Records from a data collection
==*==

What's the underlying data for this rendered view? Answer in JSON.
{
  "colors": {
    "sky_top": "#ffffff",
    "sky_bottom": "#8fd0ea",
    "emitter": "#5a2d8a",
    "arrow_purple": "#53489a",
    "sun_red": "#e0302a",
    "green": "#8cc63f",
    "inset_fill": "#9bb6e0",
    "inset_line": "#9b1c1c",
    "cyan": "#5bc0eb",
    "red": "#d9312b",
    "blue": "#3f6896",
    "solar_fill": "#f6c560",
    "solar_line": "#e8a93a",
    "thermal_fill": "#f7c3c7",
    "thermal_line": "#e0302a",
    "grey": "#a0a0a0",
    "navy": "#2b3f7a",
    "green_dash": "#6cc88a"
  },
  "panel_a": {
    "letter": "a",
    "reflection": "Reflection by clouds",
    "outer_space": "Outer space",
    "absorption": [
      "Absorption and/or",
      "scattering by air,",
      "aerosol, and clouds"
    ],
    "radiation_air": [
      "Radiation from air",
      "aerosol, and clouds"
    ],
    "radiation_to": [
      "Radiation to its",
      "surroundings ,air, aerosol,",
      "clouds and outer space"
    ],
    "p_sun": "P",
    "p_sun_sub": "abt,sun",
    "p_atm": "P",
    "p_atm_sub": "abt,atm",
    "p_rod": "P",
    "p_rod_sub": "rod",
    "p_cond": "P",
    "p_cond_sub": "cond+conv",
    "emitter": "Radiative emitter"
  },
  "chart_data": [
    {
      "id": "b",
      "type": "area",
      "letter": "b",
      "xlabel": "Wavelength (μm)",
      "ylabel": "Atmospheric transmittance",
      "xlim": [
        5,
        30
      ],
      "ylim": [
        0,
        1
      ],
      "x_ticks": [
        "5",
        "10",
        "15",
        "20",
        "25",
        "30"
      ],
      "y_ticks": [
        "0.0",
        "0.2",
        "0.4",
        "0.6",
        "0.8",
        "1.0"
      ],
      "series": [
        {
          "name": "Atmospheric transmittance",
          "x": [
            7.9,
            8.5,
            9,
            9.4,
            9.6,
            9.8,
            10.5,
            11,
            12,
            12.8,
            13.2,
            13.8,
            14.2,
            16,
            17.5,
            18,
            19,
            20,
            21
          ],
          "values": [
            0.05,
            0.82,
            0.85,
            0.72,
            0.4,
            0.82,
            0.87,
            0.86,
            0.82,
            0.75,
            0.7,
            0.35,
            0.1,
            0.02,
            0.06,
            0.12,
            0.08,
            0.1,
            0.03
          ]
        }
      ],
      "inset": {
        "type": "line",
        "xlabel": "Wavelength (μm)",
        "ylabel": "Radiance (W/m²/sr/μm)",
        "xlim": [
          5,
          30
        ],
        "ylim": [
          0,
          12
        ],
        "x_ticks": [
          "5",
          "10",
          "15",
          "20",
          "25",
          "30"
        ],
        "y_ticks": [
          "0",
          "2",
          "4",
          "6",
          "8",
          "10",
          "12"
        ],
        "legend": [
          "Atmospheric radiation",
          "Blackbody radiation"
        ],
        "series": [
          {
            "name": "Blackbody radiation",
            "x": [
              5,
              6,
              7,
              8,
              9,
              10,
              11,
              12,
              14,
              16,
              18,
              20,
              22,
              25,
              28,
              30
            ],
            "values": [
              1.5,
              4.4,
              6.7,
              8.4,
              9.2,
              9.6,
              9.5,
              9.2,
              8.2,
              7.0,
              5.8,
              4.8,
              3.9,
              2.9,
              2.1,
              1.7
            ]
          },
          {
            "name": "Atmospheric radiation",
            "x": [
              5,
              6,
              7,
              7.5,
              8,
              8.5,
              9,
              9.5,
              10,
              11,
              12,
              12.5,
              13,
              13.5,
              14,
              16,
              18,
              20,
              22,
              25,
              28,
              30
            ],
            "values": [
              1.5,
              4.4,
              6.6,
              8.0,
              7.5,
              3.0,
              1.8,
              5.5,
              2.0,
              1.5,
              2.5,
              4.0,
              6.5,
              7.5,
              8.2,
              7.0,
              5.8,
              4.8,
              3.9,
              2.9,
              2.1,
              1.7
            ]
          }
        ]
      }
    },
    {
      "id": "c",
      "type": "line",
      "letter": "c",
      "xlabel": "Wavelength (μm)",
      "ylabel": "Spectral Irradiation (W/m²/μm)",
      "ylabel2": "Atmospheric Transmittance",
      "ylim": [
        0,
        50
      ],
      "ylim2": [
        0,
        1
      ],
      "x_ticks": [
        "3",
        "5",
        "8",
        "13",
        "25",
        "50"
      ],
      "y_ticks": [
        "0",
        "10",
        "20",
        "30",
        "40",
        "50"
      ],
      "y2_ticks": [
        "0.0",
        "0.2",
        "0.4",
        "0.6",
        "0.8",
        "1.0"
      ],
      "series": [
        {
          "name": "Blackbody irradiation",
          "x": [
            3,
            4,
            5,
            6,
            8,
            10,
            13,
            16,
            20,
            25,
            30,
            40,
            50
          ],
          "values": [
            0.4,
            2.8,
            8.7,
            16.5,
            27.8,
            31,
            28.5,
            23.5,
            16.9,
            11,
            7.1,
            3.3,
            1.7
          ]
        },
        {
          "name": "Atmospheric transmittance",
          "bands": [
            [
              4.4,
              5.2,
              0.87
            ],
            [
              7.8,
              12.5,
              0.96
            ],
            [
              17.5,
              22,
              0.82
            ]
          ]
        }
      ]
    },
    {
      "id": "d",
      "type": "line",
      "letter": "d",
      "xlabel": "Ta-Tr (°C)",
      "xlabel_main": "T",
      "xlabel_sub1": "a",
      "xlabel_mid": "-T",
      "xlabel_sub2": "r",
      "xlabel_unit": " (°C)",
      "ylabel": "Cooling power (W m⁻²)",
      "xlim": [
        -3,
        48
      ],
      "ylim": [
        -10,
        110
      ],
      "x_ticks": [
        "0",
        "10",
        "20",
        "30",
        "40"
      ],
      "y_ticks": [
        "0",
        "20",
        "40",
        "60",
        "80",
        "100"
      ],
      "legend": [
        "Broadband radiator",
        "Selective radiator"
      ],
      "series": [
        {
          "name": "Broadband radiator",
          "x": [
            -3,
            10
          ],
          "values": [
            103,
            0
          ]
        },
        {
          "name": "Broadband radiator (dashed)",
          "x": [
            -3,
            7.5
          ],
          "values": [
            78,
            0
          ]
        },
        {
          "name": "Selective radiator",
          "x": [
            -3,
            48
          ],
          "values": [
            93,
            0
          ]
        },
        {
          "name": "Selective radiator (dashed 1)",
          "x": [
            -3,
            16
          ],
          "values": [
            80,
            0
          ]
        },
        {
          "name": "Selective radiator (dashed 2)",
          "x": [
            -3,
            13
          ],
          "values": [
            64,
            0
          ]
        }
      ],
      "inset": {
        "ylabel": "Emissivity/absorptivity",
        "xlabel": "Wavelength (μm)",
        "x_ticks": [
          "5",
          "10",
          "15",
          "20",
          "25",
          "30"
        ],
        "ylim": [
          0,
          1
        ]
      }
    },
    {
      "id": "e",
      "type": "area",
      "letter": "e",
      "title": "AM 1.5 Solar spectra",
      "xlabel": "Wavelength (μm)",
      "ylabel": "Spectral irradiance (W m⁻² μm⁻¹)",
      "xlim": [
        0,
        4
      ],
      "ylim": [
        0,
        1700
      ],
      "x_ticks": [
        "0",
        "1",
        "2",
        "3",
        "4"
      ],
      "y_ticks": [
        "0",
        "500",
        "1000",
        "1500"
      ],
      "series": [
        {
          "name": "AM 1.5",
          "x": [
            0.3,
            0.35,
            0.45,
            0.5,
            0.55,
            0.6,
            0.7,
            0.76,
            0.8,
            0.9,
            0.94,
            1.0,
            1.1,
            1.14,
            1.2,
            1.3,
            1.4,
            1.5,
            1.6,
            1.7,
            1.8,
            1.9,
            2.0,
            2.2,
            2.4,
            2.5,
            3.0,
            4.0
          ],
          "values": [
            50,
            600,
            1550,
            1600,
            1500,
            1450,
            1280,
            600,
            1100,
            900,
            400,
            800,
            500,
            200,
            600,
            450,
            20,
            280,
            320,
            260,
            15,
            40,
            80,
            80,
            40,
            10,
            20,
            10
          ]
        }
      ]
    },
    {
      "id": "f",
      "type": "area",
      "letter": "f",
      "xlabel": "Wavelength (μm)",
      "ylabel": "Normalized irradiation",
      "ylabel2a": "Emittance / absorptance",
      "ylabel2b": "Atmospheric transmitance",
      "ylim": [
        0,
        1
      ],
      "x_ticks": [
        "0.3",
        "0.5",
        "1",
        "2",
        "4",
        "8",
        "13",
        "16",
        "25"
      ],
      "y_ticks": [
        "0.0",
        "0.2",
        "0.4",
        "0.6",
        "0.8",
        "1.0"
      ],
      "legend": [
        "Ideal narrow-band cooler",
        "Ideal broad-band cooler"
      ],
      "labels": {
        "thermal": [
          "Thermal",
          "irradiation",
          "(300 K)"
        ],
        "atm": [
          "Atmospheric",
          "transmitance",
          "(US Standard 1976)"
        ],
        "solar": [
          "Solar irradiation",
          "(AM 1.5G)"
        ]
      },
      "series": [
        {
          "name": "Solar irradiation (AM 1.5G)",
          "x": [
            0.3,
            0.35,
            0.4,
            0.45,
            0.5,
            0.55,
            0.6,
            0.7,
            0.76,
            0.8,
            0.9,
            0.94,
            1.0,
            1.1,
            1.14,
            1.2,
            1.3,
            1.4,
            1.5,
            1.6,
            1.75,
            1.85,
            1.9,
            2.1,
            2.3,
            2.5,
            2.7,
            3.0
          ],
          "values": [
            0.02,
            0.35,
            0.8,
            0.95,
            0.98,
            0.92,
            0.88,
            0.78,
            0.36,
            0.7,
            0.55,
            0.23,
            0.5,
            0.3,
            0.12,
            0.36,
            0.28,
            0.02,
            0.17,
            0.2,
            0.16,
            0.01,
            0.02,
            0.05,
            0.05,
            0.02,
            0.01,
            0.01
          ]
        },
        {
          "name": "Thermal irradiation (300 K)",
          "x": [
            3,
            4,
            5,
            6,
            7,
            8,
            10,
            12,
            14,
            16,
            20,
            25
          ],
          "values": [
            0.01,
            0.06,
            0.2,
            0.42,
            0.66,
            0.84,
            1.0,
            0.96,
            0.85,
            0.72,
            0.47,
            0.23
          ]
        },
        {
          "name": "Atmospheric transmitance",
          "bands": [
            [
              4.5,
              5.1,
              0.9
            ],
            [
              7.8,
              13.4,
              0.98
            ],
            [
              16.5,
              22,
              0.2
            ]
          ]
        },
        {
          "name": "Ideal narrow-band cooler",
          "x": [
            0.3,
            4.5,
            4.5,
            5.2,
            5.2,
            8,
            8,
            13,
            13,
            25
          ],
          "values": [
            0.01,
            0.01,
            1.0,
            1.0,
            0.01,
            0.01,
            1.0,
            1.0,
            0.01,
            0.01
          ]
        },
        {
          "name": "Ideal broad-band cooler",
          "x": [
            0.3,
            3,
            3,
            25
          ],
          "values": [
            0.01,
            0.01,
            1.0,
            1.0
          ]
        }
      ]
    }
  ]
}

==*==

• Problem to work on: Give the count of lines holding the word "Broadband", with no other words.

• The reply: 3